Segment Start: DATA UNDER STUDY

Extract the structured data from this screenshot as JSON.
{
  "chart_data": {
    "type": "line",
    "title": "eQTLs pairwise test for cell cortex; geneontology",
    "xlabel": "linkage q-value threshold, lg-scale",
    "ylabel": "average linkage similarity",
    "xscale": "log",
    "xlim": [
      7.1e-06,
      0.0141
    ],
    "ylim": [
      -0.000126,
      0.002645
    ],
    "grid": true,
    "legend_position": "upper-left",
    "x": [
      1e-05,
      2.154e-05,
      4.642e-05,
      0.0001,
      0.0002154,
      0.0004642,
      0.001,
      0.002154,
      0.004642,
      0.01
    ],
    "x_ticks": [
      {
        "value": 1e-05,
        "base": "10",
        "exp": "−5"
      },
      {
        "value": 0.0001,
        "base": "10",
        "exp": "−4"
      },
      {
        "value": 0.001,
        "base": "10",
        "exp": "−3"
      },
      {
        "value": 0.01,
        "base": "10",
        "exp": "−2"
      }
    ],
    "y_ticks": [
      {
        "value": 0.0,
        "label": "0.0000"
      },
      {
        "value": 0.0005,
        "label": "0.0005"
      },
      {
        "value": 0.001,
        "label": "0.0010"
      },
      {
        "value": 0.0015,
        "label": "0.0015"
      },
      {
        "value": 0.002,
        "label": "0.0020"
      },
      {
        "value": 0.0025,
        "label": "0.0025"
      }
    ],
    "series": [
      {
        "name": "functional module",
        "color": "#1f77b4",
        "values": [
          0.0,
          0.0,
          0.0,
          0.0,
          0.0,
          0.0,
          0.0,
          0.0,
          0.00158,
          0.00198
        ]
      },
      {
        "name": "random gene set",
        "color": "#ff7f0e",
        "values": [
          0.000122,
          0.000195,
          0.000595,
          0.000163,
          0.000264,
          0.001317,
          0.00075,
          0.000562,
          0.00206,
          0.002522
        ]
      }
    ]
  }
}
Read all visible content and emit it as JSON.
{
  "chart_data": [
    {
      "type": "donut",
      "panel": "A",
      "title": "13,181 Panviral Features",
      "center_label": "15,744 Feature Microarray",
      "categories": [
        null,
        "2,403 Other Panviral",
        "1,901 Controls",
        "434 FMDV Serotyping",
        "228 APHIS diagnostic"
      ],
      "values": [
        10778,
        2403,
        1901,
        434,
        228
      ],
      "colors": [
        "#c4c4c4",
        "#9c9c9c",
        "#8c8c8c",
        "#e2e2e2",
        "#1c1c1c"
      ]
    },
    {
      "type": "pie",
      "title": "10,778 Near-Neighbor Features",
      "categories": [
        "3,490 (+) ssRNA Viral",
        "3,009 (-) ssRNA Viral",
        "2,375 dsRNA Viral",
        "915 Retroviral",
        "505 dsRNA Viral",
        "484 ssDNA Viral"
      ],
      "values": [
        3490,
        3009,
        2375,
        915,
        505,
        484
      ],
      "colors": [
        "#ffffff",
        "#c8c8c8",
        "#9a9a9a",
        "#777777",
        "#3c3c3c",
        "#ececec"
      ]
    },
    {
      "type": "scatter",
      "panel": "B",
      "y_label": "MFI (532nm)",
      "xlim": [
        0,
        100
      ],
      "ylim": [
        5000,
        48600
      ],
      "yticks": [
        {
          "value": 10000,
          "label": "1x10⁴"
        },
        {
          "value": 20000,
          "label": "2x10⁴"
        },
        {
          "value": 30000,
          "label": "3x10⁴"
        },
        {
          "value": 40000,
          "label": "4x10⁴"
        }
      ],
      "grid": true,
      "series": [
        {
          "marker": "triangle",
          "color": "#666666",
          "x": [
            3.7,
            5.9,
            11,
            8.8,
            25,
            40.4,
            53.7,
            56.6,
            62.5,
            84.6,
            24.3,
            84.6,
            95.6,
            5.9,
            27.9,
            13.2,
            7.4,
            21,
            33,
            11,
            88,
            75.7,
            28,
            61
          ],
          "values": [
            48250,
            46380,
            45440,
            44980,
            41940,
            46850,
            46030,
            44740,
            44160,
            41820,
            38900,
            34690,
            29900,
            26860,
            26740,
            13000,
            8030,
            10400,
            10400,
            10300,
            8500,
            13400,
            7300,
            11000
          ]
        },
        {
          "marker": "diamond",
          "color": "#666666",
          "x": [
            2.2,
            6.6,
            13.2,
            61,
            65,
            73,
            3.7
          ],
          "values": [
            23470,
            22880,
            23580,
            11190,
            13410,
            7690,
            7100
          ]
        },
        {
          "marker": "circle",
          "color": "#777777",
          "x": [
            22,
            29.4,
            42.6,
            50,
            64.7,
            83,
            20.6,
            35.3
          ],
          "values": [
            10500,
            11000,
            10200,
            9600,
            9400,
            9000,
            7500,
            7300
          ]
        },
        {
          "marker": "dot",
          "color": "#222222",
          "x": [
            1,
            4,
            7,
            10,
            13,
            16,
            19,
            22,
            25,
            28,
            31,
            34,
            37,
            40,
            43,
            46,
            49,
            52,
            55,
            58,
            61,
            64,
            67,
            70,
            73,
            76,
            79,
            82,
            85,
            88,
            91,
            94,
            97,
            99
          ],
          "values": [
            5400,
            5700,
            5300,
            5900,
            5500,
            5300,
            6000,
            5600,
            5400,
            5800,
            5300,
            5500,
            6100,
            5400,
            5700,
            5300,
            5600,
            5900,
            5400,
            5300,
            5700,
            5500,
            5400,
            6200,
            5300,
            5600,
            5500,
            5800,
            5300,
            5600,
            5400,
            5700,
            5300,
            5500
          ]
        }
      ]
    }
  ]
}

Segment End: DATA UNDER STUDY

• TASK TO COMPLETE:
Line by line, reproduce the data exactly.

• TASK RESPONSE:
Extract the structured data from this screenshot as JSON.
{
  "chart_data": {
    "type": "line",
    "title": "eQTLs pairwise test for cell cortex; geneontology",
    "xlabel": "linkage q-value threshold, lg-scale",
    "ylabel": "average linkage similarity",
    "xscale": "log",
    "xlim": [
      7.1e-06,
      0.0141
    ],
    "ylim": [
      -0.000126,
      0.002645
    ],
    "grid": true,
    "legend_position": "upper-left",
    "x": [
      1e-05,
      2.154e-05,
      4.642e-05,
      0.0001,
      0.0002154,
      0.0004642,
      0.001,
      0.002154,
      0.004642,
      0.01
    ],
    "x_ticks": [
      {
        "value": 1e-05,
        "base": "10",
        "exp": "−5"
      },
      {
        "value": 0.0001,
        "base": "10",
        "exp": "−4"
      },
      {
        "value": 0.001,
        "base": "10",
        "exp": "−3"
      },
      {
        "value": 0.01,
        "base": "10",
        "exp": "−2"
      }
    ],
    "y_ticks": [
      {
        "value": 0.0,
        "label": "0.0000"
      },
      {
        "value": 0.0005,
        "label": "0.0005"
      },
      {
        "value": 0.001,
        "label": "0.0010"
      },
      {
        "value": 0.0015,
        "label": "0.0015"
      },
      {
        "value": 0.002,
        "label": "0.0020"
      },
      {
        "value": 0.0025,
        "label": "0.0025"
      }
    ],
    "series": [
      {
        "name": "functional module",
        "color": "#1f77b4",
        "values": [
          0.0,
          0.0,
          0.0,
          0.0,
          0.0,
          0.0,
          0.0,
          0.0,
          0.00158,
          0.00198
        ]
      },
      {
        "name": "random gene set",
        "color": "#ff7f0e",
        "values": [
          0.000122,
          0.000195,
          0.000595,
          0.000163,
          0.000264,
          0.001317,
          0.00075,
          0.000562,
          0.00206,
          0.002522
        ]
      }
    ]
  }
}
Read all visible content and emit it as JSON.
{
  "chart_data": [
    {
      "type": "donut",
      "panel": "A",
      "title": "13,181 Panviral Features",
      "center_label": "15,744 Feature Microarray",
      "categories": [
        null,
        "2,403 Other Panviral",
        "1,901 Controls",
        "434 FMDV Serotyping",
        "228 APHIS diagnostic"
      ],
      "values": [
        10778,
        2403,
        1901,
        434,
        228
      ],
      "colors": [
        "#c4c4c4",
        "#9c9c9c",
        "#8c8c8c",
        "#e2e2e2",
        "#1c1c1c"
      ]
    },
    {
      "type": "pie",
      "title": "10,778 Near-Neighbor Features",
      "categories": [
        "3,490 (+) ssRNA Viral",
        "3,009 (-) ssRNA Viral",
        "2,375 dsRNA Viral",
        "915 Retroviral",
        "505 dsRNA Viral",
        "484 ssDNA Viral"
      ],
      "values": [
        3490,
        3009,
        2375,
        915,
        505,
        484
      ],
      "colors": [
        "#ffffff",
        "#c8c8c8",
        "#9a9a9a",
        "#777777",
        "#3c3c3c",
        "#ececec"
      ]
    },
    {
      "type": "scatter",
      "panel": "B",
      "y_label": "MFI (532nm)",
      "xlim": [
        0,
        100
      ],
      "ylim": [
        5000,
        48600
      ],
      "yticks": [
        {
          "value": 10000,
          "label": "1x10⁴"
        },
        {
          "value": 20000,
          "label": "2x10⁴"
        },
        {
          "value": 30000,
          "label": "3x10⁴"
        },
        {
          "value": 40000,
          "label": "4x10⁴"
        }
      ],
      "grid": true,
      "series": [
        {
          "marker": "triangle",
          "color": "#666666",
          "x": [
            3.7,
            5.9,
            11,
            8.8,
            25,
            40.4,
            53.7,
            56.6,
            62.5,
            84.6,
            24.3,
            84.6,
            95.6,
            5.9,
            27.9,
            13.2,
            7.4,
            21,
            33,
            11,
            88,
            75.7,
            28,
            61
          ],
          "values": [
            48250,
            46380,
            45440,
            44980,
            41940,
            46850,
            46030,
            44740,
            44160,
            41820,
            38900,
            34690,
            29900,
            26860,
            26740,
            13000,
            8030,
            10400,
            10400,
            10300,
            8500,
            13400,
            7300,
            11000
          ]
        },
        {
          "marker": "diamond",
          "color": "#666666",
          "x": [
            2.2,
            6.6,
            13.2,
            61,
            65,
            73,
            3.7
          ],
          "values": [
            23470,
            22880,
            23580,
            11190,
            13410,
            7690,
            7100
          ]
        },
        {
          "marker": "circle",
          "color": "#777777",
          "x": [
            22,
            29.4,
            42.6,
            50,
            64.7,
            83,
            20.6,
            35.3
          ],
          "values": [
            10500,
            11000,
            10200,
            9600,
            9400,
            9000,
            7500,
            7300
          ]
        },
        {
          "marker": "dot",
          "color": "#222222",
          "x": [
            1,
            4,
            7,
            10,
            13,
            16,
            19,
            22,
            25,
            28,
            31,
            34,
            37,
            40,
            43,
            46,
            49,
            52,
            55,
            58,
            61,
            64,
            67,
            70,
            73,
            76,
            79,
            82,
            85,
            88,
            91,
            94,
            97,
            99
          ],
          "values": [
            5400,
            5700,
            5300,
            5900,
            5500,
            5300,
            6000,
            5600,
            5400,
            5800,
            5300,
            5500,
            6100,
            5400,
            5700,
            5300,
            5600,
            5900,
            5400,
            5300,
            5700,
            5500,
            5400,
            6200,
            5300,
            5600,
            5500,
            5800,
            5300,
            5600,
            5400,
            5700,
            5300,
            5500
          ]
        }
      ]
    }
  ]
}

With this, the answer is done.